Can you find the lines of the listing that include "постановлением" and copy every one?

··· THE RECORDS ···

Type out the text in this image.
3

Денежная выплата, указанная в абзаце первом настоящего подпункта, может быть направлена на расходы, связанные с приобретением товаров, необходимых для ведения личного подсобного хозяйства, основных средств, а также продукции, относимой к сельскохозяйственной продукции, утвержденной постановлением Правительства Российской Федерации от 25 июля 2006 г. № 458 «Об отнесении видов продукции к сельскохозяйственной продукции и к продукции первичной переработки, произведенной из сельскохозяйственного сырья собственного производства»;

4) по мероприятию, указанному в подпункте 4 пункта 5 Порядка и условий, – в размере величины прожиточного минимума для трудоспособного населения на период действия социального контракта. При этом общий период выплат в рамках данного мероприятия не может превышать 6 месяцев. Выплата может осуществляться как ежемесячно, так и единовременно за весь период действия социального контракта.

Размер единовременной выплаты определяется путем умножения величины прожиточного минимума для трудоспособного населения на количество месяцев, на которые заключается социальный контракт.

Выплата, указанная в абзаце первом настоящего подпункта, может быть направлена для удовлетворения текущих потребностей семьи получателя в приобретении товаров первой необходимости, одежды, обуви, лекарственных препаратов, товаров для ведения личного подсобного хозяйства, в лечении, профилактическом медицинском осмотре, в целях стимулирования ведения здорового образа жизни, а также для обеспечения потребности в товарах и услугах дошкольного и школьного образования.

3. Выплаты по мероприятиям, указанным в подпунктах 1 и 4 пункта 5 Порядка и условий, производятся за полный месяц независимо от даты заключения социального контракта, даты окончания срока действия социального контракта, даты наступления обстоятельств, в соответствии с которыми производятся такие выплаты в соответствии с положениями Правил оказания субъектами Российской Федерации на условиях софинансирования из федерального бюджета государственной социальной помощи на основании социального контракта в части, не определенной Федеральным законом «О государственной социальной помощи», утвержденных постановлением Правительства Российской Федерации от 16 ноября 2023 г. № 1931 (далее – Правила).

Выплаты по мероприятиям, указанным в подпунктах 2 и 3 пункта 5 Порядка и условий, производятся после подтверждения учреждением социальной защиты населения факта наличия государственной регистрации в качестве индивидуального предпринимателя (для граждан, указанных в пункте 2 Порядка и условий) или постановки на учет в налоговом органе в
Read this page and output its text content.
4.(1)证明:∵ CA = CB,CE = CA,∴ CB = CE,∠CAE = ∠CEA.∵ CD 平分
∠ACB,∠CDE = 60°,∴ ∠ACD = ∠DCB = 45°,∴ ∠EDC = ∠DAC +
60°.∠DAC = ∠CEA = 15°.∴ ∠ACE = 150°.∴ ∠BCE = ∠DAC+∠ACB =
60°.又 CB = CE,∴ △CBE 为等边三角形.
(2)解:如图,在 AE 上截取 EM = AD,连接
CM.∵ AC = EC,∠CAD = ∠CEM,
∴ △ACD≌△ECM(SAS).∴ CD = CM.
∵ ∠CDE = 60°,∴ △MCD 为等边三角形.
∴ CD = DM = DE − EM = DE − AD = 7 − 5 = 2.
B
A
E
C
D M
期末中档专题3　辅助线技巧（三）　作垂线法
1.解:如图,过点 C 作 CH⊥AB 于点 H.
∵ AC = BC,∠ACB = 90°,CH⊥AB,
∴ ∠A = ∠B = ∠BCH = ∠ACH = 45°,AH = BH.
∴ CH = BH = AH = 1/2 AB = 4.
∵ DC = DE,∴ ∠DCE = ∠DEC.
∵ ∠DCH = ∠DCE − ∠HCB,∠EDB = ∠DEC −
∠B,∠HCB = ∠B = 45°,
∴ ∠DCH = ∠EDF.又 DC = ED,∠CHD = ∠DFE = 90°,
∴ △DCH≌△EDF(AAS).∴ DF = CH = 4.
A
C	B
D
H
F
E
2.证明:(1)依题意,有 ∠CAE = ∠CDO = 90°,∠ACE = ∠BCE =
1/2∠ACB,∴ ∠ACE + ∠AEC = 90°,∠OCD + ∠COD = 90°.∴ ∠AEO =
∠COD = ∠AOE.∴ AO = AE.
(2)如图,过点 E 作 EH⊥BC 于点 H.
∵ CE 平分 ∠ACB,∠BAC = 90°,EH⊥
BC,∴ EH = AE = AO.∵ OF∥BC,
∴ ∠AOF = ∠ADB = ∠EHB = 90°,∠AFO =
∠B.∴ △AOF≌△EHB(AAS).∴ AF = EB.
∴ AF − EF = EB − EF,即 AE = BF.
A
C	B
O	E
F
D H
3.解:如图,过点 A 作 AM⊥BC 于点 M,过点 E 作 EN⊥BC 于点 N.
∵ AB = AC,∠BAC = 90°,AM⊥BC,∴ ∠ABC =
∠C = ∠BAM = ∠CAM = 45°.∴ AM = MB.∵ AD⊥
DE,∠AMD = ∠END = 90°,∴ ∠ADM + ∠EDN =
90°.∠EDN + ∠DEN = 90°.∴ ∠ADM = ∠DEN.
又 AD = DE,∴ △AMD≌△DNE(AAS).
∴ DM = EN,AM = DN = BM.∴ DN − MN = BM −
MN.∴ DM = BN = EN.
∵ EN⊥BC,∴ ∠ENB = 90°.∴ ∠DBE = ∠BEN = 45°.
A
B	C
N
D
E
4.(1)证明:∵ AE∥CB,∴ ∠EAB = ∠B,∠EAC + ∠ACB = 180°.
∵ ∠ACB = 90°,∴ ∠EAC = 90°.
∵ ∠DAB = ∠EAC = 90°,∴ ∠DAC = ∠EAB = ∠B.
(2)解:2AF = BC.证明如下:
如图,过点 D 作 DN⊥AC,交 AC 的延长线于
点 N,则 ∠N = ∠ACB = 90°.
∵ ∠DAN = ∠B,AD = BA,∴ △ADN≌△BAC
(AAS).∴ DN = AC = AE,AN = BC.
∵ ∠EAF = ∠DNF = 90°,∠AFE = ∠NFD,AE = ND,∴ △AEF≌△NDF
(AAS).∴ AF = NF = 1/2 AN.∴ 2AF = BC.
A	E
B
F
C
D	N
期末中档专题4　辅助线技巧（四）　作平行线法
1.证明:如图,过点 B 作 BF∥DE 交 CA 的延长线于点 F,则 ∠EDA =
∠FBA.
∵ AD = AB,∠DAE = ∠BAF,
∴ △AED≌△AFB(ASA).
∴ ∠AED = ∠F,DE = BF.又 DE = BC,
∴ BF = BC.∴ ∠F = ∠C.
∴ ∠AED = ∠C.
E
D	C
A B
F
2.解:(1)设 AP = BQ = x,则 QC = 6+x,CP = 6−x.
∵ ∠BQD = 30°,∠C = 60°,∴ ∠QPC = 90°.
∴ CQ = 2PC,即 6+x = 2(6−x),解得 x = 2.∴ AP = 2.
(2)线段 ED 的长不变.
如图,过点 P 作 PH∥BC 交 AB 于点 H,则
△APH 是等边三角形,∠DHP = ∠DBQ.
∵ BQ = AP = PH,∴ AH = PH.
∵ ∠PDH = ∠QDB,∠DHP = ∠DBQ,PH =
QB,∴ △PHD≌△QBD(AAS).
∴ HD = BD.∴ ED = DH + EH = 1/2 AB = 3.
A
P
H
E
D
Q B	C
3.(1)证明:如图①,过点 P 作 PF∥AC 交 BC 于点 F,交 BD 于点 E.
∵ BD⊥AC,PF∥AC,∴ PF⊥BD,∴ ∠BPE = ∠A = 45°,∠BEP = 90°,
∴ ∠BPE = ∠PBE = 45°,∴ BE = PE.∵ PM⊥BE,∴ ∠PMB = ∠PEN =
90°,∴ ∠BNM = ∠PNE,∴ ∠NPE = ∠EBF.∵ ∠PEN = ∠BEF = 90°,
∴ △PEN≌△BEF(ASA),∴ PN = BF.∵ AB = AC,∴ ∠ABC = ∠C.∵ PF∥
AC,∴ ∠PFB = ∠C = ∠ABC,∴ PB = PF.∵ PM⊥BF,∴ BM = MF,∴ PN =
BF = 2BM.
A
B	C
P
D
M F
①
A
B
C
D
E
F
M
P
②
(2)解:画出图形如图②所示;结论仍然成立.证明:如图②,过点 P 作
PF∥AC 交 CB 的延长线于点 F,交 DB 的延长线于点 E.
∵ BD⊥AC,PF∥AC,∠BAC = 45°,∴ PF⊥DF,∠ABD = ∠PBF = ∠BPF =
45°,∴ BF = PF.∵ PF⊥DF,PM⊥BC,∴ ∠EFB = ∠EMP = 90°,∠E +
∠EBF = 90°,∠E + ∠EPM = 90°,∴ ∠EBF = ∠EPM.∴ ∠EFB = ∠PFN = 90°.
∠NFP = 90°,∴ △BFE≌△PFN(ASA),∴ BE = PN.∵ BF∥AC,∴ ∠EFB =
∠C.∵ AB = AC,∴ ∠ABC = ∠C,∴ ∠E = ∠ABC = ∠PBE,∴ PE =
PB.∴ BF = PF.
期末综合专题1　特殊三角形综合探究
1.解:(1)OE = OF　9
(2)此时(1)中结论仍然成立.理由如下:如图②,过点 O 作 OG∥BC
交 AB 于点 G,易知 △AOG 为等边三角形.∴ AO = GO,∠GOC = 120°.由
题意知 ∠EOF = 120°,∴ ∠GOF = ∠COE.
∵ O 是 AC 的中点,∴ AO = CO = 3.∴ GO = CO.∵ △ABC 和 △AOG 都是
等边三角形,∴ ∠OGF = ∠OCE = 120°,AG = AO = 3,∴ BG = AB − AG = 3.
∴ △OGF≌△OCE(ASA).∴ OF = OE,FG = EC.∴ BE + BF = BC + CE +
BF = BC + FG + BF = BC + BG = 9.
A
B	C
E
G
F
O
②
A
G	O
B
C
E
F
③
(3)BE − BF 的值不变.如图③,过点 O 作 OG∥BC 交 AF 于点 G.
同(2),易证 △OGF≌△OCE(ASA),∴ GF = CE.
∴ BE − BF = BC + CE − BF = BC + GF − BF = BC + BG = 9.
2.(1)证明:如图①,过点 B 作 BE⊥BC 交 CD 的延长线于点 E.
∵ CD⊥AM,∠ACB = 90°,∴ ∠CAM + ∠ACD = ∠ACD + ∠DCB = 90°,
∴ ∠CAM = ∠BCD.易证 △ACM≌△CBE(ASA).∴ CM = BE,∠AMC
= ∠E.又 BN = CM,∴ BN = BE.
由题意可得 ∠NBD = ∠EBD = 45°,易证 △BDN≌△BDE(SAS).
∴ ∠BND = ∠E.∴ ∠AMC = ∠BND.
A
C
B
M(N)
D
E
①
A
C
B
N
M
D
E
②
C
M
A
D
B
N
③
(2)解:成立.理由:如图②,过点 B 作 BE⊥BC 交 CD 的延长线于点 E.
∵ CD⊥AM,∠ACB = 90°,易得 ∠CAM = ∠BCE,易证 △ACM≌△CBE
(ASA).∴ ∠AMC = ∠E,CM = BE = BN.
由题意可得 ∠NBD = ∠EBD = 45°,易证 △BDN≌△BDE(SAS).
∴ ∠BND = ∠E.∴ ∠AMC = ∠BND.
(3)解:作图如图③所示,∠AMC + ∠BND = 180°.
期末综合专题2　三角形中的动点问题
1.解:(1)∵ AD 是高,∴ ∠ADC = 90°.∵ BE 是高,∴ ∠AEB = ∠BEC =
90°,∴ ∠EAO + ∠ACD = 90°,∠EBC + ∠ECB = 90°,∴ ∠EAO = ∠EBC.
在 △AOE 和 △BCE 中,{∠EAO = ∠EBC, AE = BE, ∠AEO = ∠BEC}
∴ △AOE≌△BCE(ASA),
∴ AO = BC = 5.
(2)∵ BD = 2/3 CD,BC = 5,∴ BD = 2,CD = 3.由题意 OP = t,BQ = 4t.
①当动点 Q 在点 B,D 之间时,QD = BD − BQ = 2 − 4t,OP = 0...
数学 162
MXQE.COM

···

WRITTEN RESPONSE:
Денежная выплата, указанная в абзаце первом настоящего подпункта, может быть направлена на расходы, связанные с приобретением товаров, необходимых для ведения личного подсобного хозяйства, основных средств, а также продукции, относимой к сельскохозяйственной продукции, утвержденной постановлением Правительства Российской Федерации от 25 июля 2006 г. № 458 «Об отнесении видов продукции к сельскохозяйственной продукции и к продукции первичной переработки, произведенной из сельскохозяйственного сырья собственного производства»;
3. Выплаты по мероприятиям, указанным в подпунктах 1 и 4 пункта 5 Порядка и условий, производятся за полный месяц независимо от даты заключения социального контракта, даты окончания срока действия социального контракта, даты наступления обстоятельств, в соответствии с которыми производятся такие выплаты в соответствии с положениями Правил оказания субъектами Российской Федерации на условиях софинансирования из федерального бюджета государственной социальной помощи на основании социального контракта в части, не определенной Федеральным законом «О государственной социальной помощи», утвержденных постановлением Правительства Российской Федерации от 16 ноября 2023 г. № 1931 (далее – Правила).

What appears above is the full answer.